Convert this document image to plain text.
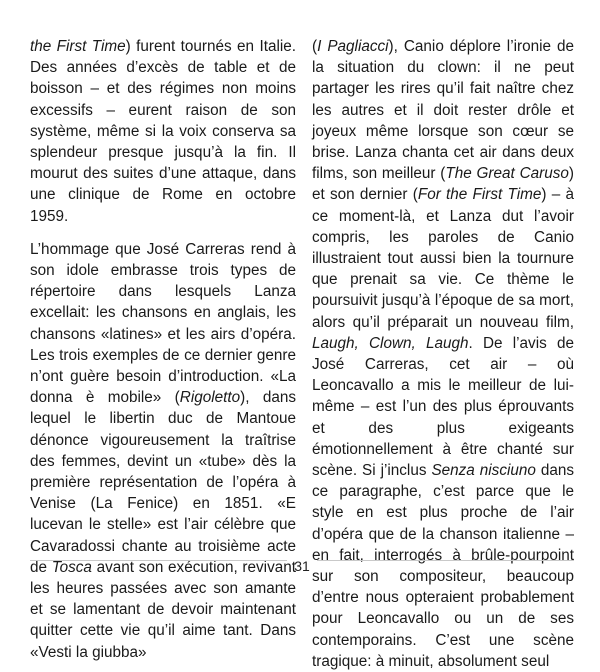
the First Time) furent tournés en Italie. Des années d’excès de table et de boisson – et des régimes non moins excessifs – eurent raison de son système, même si la voix conserva sa splendeur presque jusqu’à la fin. Il mourut des suites d’une attaque, dans une clinique de Rome en octobre 1959.

L’hommage que José Carreras rend à son idole embrasse trois types de répertoire dans lesquels Lanza excellait: les chansons en anglais, les chansons «latines» et les airs d’opéra. Les trois exemples de ce dernier genre n’ont guère besoin d’introduction. «La donna è mobile» (Rigoletto), dans lequel le libertin duc de Mantoue dénonce vigoureusement la traîtrise des femmes, devint un «tube» dès la première représentation de l’opéra à Venise (La Fenice) en 1851. «E lucevan le stelle» est l’air célèbre que Cavaradossi chante au troisième acte de Tosca avant son exécution, revivant les heures passées avec son amante et se lamentant de devoir maintenant quitter cette vie qu’il aime tant. Dans «Vesti la giubba»

(I Pagliacci), Canio déplore l’ironie de la situation du clown: il ne peut partager les rires qu’il fait naître chez les autres et il doit rester drôle et joyeux même lorsque son cœur se brise. Lanza chanta cet air dans deux films, son meilleur (The Great Caruso) et son dernier (For the First Time) – à ce moment-là, et Lanza dut l’avoir compris, les paroles de Canio illustraient tout aussi bien la tournure que prenait sa vie. Ce thème le poursuivit jusqu’à l’époque de sa mort, alors qu’il préparait un nouveau film, Laugh, Clown, Laugh. De l’avis de José Carreras, cet air – où Leoncavallo a mis le meilleur de lui-même – est l’un des plus éprouvants et des plus exigeants émotionnellement à être chanté sur scène. Si j’inclus Senza nisciuno dans ce paragraphe, c’est parce que le style en est plus proche de l’air d’opéra que de la chanson italienne – en fait, interrogés à brûle-pourpoint sur son compositeur, beaucoup d’entre nous opteraient probablement pour Leoncavallo ou un de ses contemporains. C’est une scène tragique: à minuit, absolument seul

31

§ Request: Please repeat the entries exactly. Do not include the pictures.

§ Expected answer:
Convert this document image to plain text.
the First Time) furent tournés en Italie. Des années d’excès de table et de boisson – et des régimes non moins excessifs – eurent raison de son système, même si la voix conserva sa splendeur presque jusqu’à la fin. Il mourut des suites d’une attaque, dans une clinique de Rome en octobre 1959.

L’hommage que José Carreras rend à son idole embrasse trois types de répertoire dans lesquels Lanza excellait: les chansons en anglais, les chansons «latines» et les airs d’opéra. Les trois exemples de ce dernier genre n’ont guère besoin d’introduction. «La donna è mobile» (Rigoletto), dans lequel le libertin duc de Mantoue dénonce vigoureusement la traîtrise des femmes, devint un «tube» dès la première représentation de l’opéra à Venise (La Fenice) en 1851. «E lucevan le stelle» est l’air célèbre que Cavaradossi chante au troisième acte de Tosca avant son exécution, revivant les heures passées avec son amante et se lamentant de devoir maintenant quitter cette vie qu’il aime tant. Dans «Vesti la giubba»

(I Pagliacci), Canio déplore l’ironie de la situation du clown: il ne peut partager les rires qu’il fait naître chez les autres et il doit rester drôle et joyeux même lorsque son cœur se brise. Lanza chanta cet air dans deux films, son meilleur (The Great Caruso) et son dernier (For the First Time) – à ce moment-là, et Lanza dut l’avoir compris, les paroles de Canio illustraient tout aussi bien la tournure que prenait sa vie. Ce thème le poursuivit jusqu’à l’époque de sa mort, alors qu’il préparait un nouveau film, Laugh, Clown, Laugh. De l’avis de José Carreras, cet air – où Leoncavallo a mis le meilleur de lui-même – est l’un des plus éprouvants et des plus exigeants émotionnellement à être chanté sur scène. Si j’inclus Senza nisciuno dans ce paragraphe, c’est parce que le style en est plus proche de l’air d’opéra que de la chanson italienne – en fait, interrogés à brûle-pourpoint sur son compositeur, beaucoup d’entre nous opteraient probablement pour Leoncavallo ou un de ses contemporains. C’est une scène tragique: à minuit, absolument seul

31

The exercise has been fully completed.